» **The exercise**
Report each line of the data that has "methods" somewhere in it.

Extracted data entries
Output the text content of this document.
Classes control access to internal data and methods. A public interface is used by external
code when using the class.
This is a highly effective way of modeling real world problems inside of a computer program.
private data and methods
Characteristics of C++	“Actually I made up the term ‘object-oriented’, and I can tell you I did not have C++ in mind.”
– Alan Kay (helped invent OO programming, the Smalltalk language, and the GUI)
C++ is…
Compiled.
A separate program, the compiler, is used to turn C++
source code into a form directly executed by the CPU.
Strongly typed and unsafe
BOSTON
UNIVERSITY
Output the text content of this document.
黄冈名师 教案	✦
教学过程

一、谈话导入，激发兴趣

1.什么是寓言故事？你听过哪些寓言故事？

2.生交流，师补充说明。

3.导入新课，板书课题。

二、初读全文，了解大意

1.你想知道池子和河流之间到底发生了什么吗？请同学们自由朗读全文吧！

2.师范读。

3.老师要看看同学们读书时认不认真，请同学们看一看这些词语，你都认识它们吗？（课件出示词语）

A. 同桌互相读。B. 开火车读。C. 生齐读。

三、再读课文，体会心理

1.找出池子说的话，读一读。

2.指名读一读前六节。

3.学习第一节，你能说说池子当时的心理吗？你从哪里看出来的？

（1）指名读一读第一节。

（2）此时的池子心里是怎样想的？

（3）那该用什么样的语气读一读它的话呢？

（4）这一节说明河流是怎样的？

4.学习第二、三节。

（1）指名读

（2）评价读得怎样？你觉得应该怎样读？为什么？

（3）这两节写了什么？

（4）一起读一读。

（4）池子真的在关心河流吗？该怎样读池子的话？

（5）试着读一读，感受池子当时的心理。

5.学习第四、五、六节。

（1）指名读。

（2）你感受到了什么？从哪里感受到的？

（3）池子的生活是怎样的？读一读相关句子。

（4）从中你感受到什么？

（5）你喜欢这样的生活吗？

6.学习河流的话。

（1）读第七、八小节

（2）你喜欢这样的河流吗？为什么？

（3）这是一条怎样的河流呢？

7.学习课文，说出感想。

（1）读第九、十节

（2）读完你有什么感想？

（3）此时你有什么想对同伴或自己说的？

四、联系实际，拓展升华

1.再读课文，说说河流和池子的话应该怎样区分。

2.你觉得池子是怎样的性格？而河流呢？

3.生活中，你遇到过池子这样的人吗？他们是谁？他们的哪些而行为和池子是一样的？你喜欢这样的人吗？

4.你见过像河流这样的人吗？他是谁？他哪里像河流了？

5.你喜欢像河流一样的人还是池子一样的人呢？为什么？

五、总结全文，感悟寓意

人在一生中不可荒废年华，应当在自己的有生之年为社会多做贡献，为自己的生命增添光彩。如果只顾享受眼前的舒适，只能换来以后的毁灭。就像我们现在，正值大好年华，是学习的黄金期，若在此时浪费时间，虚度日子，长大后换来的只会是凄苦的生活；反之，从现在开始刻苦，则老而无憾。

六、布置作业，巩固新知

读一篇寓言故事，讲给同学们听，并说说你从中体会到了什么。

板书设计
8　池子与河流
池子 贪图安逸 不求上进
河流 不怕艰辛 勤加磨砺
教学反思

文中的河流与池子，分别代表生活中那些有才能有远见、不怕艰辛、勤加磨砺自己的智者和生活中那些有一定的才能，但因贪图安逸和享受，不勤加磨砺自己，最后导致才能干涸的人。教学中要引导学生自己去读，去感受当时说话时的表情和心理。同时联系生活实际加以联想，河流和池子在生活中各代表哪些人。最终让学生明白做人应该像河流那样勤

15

» **Exercise response**
Classes control access to internal data and methods. A public interface is used by external
private data and methods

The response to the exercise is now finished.